(Data tied to figure images)
================================

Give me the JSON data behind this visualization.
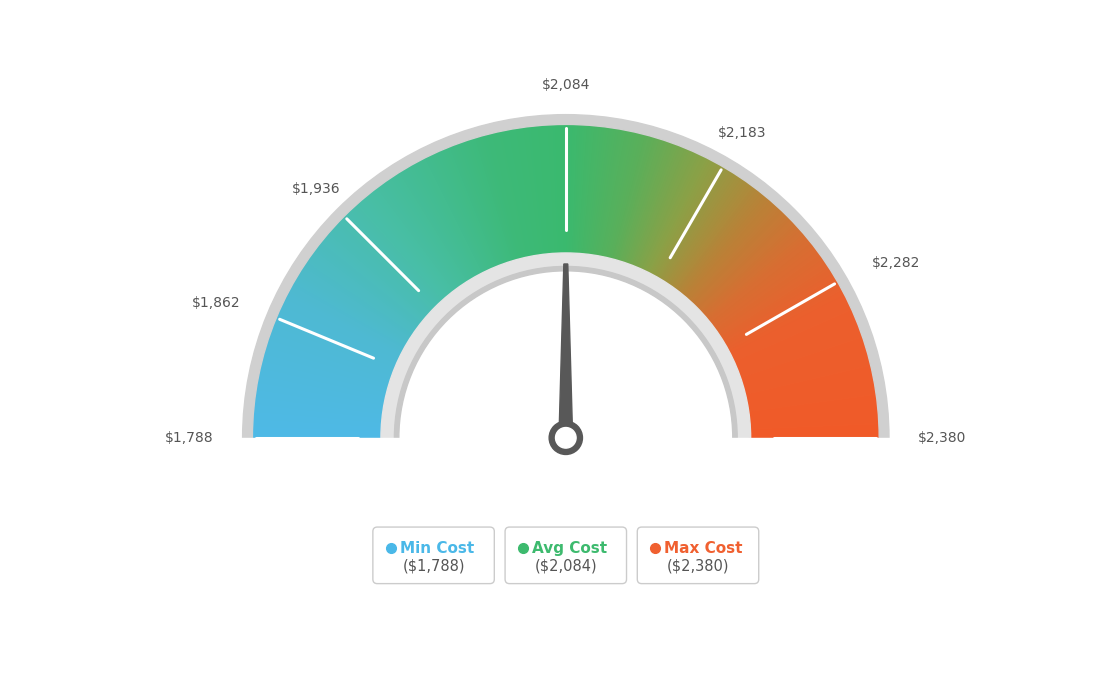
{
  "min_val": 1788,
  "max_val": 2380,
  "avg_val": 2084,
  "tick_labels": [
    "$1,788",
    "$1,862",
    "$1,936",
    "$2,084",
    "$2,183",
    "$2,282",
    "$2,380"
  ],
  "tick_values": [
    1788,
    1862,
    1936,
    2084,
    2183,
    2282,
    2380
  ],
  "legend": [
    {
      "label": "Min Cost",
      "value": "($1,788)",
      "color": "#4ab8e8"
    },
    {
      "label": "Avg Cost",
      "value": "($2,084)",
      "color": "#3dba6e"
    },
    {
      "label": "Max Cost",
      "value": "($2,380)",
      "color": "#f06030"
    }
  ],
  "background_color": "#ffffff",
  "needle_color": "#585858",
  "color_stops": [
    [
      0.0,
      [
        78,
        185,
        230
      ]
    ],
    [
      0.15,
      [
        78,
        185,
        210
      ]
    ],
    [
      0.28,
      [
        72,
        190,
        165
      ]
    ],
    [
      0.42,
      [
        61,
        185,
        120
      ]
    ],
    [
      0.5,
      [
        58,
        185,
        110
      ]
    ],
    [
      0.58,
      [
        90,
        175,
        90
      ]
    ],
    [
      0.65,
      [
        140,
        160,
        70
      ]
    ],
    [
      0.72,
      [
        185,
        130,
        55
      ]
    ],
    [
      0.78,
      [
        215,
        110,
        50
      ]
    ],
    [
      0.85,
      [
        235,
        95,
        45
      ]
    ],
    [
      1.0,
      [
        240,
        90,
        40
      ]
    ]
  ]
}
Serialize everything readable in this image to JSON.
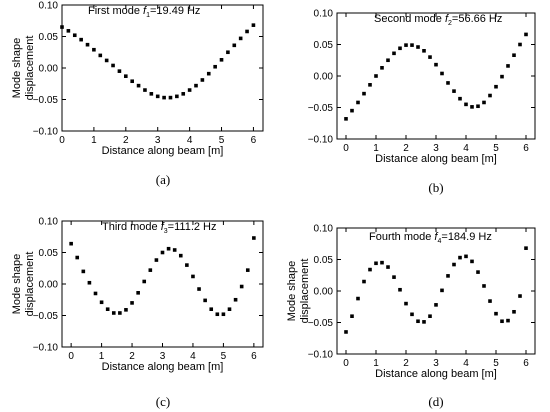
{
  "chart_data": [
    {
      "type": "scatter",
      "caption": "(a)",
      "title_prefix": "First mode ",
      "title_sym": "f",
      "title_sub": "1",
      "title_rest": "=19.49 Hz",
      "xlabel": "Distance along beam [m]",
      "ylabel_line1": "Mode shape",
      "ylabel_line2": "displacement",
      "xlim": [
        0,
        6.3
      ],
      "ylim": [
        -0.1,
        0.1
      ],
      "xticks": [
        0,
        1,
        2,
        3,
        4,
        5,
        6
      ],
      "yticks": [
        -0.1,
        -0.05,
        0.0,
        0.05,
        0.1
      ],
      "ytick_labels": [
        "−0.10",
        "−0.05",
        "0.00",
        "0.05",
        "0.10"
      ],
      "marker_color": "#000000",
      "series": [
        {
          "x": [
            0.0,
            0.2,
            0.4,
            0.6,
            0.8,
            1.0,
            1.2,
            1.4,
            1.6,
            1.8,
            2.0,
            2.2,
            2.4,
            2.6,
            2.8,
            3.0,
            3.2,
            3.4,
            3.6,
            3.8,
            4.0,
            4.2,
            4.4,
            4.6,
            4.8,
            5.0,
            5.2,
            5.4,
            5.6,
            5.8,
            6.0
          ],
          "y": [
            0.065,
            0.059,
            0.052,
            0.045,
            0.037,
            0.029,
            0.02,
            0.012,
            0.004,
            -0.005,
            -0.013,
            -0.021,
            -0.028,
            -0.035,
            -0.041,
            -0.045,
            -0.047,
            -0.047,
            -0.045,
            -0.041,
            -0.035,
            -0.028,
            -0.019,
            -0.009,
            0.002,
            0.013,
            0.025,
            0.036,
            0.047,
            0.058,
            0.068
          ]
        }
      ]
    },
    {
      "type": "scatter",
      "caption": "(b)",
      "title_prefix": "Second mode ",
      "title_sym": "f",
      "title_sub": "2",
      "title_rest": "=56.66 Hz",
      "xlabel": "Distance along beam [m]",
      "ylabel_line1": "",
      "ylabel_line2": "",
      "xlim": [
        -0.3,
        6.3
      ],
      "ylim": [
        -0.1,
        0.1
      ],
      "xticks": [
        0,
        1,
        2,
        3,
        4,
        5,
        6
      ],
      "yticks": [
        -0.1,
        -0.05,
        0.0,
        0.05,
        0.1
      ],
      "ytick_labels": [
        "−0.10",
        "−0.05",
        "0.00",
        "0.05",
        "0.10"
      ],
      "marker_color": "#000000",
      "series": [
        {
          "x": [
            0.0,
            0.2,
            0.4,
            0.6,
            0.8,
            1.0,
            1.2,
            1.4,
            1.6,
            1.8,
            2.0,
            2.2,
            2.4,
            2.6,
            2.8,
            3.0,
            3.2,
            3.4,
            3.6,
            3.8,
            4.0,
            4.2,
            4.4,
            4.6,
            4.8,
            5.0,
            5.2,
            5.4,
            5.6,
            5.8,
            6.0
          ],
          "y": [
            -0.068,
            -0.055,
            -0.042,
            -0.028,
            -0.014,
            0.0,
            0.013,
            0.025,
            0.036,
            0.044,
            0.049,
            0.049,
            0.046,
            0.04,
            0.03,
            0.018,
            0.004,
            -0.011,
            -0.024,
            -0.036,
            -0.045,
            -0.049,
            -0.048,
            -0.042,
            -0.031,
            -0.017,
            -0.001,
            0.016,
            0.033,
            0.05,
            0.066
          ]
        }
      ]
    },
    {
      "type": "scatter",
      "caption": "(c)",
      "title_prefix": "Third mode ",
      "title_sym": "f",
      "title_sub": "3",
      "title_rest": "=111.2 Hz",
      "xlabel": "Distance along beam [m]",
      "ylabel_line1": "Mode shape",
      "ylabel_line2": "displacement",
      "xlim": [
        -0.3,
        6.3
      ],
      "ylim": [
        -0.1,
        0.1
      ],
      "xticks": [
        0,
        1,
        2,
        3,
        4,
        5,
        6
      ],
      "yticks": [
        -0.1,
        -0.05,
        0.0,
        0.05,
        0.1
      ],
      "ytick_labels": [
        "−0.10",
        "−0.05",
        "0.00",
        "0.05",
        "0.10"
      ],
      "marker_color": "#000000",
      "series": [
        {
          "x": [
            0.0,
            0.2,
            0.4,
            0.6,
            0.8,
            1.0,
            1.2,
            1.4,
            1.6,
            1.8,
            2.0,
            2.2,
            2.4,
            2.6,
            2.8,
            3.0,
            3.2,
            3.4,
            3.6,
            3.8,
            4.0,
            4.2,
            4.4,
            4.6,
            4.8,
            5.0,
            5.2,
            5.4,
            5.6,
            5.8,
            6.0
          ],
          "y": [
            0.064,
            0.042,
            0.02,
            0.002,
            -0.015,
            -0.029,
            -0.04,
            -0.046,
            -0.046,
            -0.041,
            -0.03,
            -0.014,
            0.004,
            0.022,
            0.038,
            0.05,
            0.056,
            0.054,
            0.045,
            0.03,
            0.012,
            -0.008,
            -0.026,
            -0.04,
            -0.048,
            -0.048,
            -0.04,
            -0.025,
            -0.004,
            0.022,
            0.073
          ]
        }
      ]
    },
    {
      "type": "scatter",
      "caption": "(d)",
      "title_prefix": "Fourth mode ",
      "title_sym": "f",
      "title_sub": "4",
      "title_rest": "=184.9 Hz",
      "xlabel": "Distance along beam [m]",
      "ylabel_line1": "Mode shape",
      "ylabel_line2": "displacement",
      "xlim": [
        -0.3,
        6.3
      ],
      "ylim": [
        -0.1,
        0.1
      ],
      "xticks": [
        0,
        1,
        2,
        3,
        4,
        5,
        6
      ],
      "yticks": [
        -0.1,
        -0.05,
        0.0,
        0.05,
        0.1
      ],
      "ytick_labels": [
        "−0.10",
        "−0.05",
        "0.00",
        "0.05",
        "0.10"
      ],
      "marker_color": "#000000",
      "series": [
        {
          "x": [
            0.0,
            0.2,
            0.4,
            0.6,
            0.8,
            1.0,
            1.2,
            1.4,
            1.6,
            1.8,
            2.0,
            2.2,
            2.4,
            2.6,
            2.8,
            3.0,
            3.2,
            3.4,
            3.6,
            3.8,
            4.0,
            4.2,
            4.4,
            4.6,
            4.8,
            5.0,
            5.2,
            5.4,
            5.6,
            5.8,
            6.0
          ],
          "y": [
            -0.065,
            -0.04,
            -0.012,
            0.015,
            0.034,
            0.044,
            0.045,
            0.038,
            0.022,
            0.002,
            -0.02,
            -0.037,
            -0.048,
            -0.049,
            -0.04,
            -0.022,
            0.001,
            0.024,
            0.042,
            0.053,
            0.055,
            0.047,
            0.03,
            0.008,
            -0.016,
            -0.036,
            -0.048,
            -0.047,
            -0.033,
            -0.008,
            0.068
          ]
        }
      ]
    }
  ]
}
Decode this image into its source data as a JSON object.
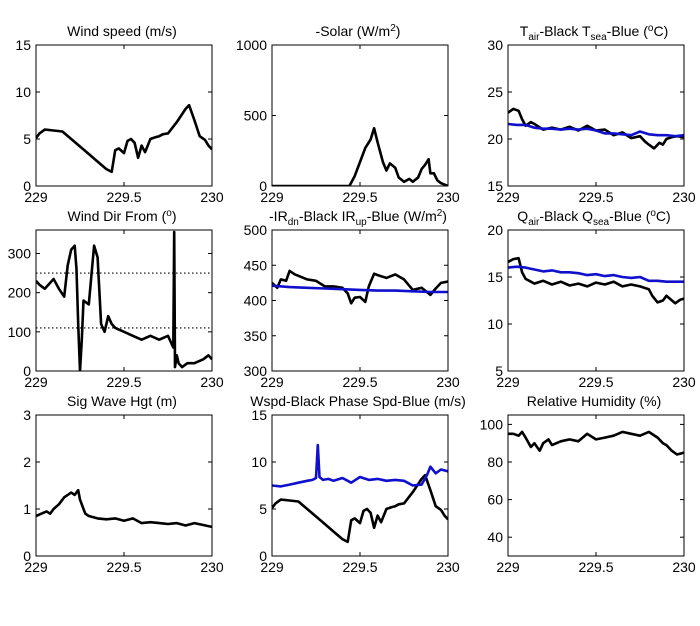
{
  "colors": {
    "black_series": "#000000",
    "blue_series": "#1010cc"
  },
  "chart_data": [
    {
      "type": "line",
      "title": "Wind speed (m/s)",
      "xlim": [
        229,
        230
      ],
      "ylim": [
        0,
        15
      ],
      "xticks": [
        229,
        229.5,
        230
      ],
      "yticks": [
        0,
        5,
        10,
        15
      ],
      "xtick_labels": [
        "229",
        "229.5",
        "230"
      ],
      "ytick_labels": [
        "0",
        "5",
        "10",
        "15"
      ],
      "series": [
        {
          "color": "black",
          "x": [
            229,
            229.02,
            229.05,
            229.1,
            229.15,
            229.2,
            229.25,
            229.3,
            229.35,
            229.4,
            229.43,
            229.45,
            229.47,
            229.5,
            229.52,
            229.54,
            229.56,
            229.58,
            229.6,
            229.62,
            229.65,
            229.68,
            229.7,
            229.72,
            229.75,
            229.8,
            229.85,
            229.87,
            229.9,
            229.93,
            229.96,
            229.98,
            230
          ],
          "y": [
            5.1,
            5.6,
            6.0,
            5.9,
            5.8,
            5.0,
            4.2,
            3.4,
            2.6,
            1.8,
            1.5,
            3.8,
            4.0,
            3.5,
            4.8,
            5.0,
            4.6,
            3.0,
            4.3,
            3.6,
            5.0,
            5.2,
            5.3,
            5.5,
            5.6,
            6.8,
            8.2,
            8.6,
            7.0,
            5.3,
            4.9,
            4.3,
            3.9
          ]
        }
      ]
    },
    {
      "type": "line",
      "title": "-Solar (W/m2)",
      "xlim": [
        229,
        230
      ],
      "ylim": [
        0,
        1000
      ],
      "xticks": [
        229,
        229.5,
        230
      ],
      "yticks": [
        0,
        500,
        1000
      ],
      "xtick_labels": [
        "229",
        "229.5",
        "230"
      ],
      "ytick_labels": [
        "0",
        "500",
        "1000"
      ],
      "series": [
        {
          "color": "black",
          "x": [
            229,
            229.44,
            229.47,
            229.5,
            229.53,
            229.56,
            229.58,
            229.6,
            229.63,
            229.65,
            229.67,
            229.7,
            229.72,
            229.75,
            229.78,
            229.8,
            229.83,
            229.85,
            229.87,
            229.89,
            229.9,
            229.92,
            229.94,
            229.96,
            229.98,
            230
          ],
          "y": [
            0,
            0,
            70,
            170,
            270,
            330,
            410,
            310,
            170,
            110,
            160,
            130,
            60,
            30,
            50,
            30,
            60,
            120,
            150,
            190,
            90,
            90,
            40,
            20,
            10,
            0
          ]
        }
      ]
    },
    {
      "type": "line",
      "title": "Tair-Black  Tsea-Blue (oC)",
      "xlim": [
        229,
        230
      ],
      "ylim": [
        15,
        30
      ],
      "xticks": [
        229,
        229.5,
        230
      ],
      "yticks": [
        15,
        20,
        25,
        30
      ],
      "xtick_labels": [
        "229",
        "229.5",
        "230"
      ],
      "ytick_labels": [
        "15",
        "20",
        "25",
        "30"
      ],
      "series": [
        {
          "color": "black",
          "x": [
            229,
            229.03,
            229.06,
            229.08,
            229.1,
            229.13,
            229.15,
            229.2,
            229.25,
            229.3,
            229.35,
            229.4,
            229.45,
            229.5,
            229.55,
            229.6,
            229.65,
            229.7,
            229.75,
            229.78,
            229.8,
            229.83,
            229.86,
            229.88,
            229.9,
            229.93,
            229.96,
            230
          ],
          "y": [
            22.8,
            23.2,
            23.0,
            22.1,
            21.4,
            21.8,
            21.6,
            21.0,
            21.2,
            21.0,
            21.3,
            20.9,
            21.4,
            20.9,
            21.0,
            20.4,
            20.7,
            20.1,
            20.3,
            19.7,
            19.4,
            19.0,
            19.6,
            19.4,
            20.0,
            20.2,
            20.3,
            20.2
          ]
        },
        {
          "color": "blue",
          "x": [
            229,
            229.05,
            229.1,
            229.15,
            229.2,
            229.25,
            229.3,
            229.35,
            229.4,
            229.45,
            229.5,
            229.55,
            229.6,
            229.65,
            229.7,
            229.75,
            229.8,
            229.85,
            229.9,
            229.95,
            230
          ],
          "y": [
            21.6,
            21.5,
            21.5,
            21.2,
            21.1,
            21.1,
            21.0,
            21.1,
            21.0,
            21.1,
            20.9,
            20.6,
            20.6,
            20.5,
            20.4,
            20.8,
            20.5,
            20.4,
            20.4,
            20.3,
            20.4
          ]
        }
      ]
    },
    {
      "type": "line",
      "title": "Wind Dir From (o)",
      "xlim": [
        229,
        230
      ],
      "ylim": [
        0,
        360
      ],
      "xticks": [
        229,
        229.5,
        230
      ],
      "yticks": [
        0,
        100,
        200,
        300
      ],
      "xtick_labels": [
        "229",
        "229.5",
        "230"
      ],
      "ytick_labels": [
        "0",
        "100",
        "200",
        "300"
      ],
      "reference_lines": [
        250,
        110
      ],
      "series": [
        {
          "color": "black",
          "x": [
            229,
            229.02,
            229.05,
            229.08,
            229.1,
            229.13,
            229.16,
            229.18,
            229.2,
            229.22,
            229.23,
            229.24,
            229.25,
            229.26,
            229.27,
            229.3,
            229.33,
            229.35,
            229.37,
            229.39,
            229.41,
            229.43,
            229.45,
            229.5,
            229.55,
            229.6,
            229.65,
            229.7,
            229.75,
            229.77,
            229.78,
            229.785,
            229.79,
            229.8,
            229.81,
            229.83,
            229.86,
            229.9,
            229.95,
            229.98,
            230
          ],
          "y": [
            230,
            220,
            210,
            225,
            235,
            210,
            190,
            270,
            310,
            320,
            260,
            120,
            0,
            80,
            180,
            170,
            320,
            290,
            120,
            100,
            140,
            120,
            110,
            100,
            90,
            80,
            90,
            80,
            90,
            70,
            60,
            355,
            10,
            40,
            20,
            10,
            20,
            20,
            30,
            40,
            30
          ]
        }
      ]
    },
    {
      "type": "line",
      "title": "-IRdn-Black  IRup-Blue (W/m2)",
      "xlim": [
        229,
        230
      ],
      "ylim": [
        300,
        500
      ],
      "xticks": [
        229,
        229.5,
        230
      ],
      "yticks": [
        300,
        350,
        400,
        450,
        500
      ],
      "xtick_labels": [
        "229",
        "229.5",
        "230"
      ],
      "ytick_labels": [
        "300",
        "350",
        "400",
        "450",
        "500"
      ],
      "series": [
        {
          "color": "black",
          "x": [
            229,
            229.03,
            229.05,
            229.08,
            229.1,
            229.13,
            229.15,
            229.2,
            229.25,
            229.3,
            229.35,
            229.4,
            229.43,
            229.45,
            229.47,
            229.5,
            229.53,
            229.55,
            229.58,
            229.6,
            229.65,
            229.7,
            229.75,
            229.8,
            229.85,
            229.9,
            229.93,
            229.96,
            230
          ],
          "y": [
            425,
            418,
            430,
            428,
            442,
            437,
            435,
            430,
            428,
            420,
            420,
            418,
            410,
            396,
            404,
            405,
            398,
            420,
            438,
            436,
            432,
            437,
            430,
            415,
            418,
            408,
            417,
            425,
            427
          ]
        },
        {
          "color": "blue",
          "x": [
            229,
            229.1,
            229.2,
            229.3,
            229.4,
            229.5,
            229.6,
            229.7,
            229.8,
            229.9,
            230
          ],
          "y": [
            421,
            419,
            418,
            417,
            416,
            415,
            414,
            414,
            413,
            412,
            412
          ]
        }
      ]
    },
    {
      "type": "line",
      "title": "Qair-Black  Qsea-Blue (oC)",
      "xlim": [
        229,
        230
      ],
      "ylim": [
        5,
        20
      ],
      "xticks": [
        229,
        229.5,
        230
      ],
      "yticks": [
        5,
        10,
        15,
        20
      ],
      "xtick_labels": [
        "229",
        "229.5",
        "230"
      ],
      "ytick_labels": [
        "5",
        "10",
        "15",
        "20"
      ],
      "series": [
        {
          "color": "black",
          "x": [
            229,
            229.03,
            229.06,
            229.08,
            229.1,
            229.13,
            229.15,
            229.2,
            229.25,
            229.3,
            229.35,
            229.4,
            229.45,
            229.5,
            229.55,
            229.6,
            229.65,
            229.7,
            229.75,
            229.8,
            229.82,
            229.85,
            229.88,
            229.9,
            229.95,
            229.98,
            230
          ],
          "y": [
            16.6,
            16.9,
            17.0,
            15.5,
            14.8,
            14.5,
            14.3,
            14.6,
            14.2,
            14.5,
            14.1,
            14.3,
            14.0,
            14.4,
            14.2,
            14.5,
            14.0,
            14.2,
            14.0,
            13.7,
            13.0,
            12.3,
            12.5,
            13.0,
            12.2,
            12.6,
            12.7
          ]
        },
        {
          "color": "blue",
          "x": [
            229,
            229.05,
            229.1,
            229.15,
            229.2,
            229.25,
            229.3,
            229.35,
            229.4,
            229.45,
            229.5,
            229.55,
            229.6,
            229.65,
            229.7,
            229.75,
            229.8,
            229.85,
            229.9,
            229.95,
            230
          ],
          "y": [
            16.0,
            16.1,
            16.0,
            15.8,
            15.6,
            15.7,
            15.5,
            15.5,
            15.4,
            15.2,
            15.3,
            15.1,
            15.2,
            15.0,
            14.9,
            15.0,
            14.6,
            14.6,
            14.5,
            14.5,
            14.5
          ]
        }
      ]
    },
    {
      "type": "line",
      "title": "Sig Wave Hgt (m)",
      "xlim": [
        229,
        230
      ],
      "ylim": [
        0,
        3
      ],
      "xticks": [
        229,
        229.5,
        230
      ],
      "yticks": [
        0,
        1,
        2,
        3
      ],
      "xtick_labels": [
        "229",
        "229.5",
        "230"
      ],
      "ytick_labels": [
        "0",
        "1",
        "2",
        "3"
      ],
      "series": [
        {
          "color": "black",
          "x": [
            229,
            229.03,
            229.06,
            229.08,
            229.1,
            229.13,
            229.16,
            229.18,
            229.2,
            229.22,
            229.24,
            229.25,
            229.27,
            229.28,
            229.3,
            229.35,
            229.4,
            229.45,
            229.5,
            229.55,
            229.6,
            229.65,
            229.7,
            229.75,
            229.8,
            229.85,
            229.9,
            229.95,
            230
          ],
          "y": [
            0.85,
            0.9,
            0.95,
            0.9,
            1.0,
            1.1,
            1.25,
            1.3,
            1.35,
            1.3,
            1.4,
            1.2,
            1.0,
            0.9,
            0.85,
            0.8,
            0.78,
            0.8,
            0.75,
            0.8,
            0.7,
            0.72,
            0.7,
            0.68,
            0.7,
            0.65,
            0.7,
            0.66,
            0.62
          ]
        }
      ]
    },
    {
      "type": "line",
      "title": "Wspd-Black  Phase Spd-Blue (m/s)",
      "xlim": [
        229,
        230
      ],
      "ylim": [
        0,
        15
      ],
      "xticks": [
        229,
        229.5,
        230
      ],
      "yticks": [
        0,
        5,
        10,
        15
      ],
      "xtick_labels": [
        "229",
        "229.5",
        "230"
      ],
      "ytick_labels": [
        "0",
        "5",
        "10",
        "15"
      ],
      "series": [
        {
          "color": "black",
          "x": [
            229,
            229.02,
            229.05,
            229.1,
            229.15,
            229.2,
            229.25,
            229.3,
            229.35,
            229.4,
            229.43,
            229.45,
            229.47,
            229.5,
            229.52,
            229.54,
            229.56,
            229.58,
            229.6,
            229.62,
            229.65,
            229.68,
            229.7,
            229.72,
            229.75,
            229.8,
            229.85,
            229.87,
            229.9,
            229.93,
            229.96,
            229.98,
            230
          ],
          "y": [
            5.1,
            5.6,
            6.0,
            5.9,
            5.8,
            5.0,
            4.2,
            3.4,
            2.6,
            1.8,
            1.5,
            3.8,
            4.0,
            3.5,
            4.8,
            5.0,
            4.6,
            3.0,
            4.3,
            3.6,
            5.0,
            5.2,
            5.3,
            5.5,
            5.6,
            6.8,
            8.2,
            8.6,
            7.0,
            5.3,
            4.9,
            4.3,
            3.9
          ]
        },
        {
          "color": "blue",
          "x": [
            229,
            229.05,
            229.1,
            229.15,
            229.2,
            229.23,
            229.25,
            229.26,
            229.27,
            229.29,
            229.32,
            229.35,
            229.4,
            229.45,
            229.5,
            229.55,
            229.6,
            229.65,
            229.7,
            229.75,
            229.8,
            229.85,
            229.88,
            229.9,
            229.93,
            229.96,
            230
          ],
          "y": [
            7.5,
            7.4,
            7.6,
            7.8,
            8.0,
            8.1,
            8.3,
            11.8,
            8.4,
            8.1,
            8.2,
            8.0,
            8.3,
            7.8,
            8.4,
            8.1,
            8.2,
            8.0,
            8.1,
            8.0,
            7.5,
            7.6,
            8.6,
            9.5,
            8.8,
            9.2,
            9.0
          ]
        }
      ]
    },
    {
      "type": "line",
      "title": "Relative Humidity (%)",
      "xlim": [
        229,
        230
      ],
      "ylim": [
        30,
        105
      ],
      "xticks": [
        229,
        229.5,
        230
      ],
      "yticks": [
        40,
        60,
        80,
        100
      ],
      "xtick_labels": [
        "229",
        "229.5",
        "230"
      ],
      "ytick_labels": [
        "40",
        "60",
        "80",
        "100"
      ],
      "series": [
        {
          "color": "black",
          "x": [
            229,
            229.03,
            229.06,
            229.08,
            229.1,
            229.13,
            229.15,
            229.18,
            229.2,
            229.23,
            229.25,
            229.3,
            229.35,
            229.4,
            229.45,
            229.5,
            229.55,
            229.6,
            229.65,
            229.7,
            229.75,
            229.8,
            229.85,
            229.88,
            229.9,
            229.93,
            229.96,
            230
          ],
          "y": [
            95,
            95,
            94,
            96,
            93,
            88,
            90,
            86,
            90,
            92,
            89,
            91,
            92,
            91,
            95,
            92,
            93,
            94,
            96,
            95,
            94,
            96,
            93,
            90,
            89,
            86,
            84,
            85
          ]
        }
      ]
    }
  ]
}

================================

* [Objective] Where does the word "Wind" appear? Return each line that holds it.

* [Task response]
      "title": "Wind speed (m/s)",
      "title": "Wind Dir From (o)",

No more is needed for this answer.